#### [Data listing]
▶

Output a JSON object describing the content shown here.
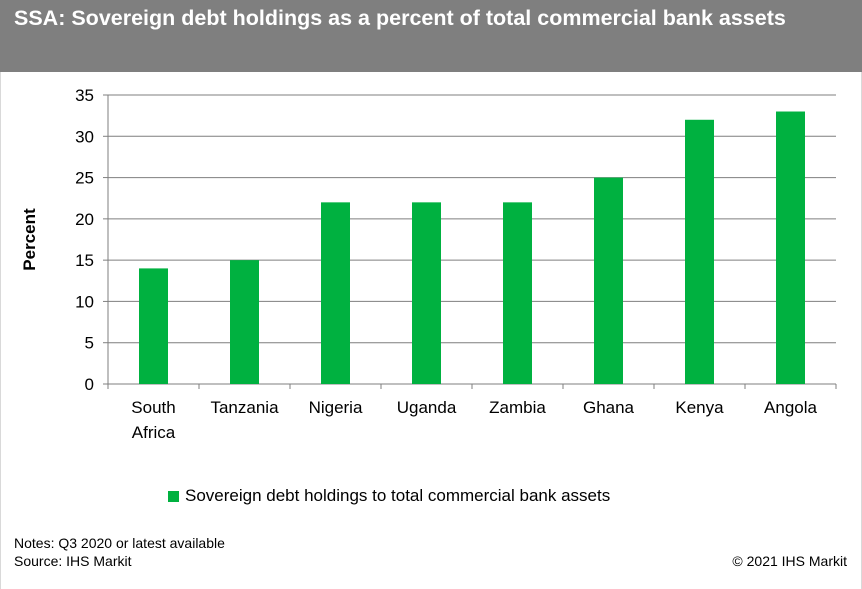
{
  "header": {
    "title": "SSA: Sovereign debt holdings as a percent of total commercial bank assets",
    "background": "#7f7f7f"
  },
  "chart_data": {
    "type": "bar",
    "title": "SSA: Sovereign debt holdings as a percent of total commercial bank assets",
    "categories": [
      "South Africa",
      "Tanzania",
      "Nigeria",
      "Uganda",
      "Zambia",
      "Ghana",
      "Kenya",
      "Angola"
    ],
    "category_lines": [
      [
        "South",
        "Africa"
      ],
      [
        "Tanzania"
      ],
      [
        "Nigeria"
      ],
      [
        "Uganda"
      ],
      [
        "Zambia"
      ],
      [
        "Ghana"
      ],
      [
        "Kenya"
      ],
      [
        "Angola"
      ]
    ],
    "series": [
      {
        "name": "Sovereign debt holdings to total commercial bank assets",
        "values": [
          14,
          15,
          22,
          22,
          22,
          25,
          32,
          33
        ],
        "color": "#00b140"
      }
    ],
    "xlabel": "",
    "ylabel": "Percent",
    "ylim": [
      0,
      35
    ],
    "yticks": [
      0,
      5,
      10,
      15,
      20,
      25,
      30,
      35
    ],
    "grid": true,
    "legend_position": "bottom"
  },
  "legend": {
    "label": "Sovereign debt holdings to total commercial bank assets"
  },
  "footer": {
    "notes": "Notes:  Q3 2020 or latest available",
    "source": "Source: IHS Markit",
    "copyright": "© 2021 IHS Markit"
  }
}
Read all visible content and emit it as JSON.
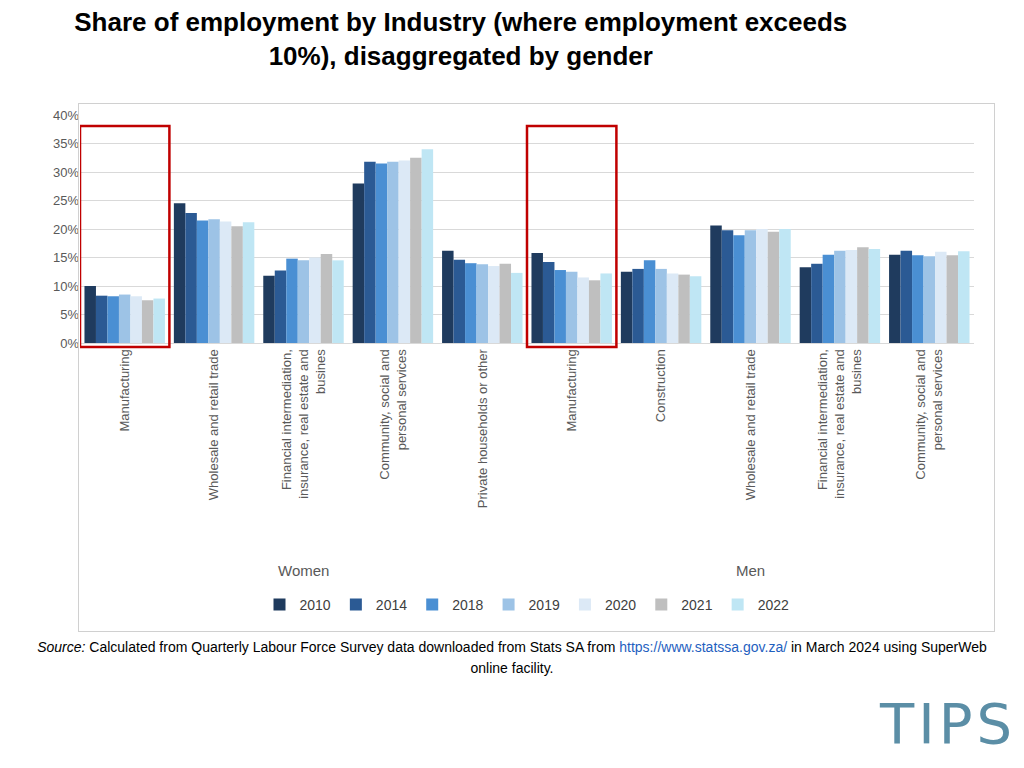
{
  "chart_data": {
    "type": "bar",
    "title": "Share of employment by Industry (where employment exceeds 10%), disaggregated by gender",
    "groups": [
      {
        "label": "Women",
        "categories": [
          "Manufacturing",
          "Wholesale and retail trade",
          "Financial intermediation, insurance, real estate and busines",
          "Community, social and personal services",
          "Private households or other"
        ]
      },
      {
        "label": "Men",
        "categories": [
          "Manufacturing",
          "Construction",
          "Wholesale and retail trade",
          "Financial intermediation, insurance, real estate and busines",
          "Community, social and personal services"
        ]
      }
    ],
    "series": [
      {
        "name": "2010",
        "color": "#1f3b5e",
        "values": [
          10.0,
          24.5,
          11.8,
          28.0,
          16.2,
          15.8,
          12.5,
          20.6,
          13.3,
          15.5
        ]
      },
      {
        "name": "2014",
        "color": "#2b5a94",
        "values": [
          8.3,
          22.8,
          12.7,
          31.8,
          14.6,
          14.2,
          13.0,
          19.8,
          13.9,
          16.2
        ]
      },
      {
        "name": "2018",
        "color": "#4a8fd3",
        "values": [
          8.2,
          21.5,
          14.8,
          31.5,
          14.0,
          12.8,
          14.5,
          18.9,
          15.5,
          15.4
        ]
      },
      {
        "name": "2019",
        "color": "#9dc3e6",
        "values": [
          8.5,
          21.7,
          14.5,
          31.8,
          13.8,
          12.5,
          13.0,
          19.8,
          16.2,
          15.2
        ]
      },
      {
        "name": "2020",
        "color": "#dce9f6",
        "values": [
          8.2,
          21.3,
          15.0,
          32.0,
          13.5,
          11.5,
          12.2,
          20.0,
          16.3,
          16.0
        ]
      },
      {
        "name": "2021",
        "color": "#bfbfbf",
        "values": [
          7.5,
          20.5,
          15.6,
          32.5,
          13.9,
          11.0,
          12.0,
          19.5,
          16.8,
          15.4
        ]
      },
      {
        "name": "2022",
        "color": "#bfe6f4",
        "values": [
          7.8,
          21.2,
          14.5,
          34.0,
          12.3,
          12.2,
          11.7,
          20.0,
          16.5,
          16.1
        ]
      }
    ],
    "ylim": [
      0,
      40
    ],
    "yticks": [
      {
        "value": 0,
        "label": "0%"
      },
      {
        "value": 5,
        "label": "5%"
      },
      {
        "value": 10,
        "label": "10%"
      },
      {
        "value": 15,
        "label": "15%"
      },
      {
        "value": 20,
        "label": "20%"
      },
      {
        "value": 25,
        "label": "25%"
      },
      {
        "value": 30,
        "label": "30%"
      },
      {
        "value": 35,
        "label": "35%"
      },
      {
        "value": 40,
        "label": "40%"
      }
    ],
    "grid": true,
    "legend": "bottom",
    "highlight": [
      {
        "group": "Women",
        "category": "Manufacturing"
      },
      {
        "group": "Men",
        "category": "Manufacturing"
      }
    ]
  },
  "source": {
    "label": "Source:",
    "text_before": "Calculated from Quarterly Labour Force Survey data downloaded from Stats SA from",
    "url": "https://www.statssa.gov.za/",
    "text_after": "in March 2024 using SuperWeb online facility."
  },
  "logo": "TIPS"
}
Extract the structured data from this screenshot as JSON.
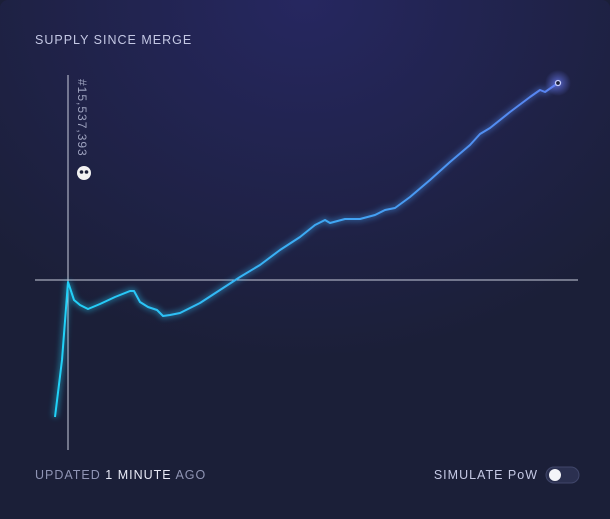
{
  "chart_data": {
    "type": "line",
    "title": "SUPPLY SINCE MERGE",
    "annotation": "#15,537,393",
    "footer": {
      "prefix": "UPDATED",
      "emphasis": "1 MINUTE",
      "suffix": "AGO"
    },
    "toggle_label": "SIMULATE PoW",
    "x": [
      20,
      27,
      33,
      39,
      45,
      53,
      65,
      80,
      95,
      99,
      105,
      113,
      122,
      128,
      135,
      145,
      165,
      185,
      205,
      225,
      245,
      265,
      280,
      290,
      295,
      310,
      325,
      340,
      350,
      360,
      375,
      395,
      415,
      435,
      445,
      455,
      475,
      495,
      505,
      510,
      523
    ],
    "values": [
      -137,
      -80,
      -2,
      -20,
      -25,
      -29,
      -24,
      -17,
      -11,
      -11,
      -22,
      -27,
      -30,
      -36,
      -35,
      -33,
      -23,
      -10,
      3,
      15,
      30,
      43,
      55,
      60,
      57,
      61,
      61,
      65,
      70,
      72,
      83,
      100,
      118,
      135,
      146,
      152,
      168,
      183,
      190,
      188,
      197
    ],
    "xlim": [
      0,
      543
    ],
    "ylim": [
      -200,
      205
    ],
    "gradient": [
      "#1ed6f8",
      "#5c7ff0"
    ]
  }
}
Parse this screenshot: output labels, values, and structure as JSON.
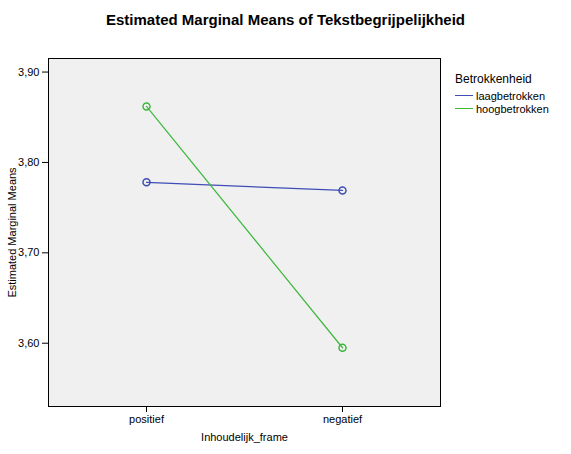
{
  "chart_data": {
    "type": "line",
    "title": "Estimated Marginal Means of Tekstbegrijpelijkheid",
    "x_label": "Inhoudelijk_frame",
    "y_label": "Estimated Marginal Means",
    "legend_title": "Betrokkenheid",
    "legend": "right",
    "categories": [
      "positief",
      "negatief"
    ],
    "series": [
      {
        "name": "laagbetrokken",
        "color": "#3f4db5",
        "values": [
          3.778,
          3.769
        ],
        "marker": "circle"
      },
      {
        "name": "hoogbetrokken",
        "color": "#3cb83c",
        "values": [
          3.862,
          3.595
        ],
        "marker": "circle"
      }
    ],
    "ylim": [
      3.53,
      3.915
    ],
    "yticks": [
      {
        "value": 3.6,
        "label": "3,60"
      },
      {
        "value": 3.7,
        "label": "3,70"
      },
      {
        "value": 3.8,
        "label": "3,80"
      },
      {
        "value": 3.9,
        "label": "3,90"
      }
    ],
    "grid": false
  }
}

◀

#### [PROBLEM STATEMENT]
Filter the data for the string "bank" and copy every line that has it.

#### [CORRECT RESULT]
    "title": "SSA: Sovereign debt holdings as a percent of total commercial bank assets",
    "title": "SSA: Sovereign debt holdings as a percent of total commercial bank assets",
        "name": "Sovereign debt holdings to total commercial bank assets",
    "label": "Sovereign debt holdings to total commercial bank assets"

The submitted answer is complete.